**PROBLEM STATEMENT**
Check every line of the entries for "Incident", and copy the lines that hold it.

**Dataset items**
--- Begin ---

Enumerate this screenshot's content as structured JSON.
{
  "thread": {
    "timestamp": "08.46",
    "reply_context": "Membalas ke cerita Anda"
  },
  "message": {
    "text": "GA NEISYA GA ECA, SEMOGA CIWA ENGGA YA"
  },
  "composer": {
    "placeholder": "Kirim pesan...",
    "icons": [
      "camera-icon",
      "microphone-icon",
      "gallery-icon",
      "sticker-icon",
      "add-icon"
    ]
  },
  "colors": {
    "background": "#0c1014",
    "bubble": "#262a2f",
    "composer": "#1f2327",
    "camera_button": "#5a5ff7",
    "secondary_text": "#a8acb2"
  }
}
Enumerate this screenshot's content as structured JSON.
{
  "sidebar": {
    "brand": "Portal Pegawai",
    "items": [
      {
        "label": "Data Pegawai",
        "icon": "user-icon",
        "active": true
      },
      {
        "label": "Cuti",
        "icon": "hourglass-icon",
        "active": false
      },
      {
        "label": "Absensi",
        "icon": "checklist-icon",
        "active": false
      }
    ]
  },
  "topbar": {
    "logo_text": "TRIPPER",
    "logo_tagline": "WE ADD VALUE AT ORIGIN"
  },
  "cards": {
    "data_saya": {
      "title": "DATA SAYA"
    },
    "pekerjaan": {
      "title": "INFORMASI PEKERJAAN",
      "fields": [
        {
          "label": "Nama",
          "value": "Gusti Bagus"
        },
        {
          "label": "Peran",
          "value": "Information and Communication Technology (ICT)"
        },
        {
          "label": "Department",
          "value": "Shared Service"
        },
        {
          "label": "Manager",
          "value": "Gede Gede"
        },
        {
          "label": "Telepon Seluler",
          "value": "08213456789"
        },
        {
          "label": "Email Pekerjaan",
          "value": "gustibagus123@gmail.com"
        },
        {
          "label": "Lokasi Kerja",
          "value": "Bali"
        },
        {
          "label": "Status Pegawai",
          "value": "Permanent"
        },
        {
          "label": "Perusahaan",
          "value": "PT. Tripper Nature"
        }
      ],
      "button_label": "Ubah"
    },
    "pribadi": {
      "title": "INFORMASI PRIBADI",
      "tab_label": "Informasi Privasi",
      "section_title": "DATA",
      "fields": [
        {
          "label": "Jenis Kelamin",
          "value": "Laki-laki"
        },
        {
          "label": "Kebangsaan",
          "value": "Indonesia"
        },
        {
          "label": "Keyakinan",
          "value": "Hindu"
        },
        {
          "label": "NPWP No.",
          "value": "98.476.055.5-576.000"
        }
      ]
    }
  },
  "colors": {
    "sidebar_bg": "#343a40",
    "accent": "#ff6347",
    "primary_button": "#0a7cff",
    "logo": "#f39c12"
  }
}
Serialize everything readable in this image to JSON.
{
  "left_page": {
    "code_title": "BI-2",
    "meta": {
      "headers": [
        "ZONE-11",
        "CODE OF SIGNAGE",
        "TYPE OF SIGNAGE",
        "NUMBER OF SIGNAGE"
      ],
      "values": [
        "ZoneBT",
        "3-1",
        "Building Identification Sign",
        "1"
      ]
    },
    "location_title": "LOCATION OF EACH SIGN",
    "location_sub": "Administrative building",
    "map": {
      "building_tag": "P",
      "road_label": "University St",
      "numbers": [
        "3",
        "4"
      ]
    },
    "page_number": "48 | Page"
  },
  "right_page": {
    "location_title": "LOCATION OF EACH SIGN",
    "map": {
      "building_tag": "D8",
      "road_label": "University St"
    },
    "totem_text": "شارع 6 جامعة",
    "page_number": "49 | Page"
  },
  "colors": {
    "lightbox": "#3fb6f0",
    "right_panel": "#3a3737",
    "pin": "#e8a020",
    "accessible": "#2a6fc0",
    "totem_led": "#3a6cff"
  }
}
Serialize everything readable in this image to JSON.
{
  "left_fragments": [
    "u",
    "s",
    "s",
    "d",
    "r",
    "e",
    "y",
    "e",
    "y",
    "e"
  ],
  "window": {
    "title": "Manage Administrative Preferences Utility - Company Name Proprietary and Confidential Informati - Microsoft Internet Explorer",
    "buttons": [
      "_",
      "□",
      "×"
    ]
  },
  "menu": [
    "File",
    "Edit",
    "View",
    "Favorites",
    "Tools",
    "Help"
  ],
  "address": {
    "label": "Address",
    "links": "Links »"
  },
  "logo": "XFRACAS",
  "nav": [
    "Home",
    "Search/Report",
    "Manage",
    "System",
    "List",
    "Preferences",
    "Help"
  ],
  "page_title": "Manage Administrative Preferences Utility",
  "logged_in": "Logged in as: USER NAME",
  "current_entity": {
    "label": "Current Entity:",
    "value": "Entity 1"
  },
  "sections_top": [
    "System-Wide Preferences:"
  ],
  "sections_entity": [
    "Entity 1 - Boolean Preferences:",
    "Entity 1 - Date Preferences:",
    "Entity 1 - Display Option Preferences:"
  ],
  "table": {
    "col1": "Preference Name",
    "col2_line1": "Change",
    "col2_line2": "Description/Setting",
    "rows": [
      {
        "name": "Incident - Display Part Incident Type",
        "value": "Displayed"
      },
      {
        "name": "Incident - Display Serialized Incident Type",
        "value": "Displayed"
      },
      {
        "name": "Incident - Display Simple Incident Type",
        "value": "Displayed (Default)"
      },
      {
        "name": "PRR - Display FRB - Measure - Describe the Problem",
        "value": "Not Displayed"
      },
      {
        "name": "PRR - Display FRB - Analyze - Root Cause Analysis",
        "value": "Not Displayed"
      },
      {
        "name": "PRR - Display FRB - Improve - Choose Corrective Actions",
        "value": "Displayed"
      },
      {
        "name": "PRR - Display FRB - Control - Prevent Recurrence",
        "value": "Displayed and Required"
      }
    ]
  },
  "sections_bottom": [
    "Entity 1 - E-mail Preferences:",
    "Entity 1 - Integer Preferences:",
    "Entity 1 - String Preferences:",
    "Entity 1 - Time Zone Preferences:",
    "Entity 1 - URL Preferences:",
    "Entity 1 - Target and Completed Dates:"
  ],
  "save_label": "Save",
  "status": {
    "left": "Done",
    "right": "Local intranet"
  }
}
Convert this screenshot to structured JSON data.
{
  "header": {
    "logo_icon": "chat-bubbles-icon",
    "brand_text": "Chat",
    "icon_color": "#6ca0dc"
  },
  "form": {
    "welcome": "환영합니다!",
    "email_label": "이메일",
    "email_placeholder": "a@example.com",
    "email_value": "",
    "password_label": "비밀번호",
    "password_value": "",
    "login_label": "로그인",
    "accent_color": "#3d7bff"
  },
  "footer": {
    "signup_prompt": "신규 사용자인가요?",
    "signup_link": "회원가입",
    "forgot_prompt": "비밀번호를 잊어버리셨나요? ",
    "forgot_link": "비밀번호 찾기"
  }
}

--- End ---

**RESPONSE FOR THIS EXERCISE**
        "name": "Incident - Display Part Incident Type",
        "name": "Incident - Display Serialized Incident Type",
        "name": "Incident - Display Simple Incident Type",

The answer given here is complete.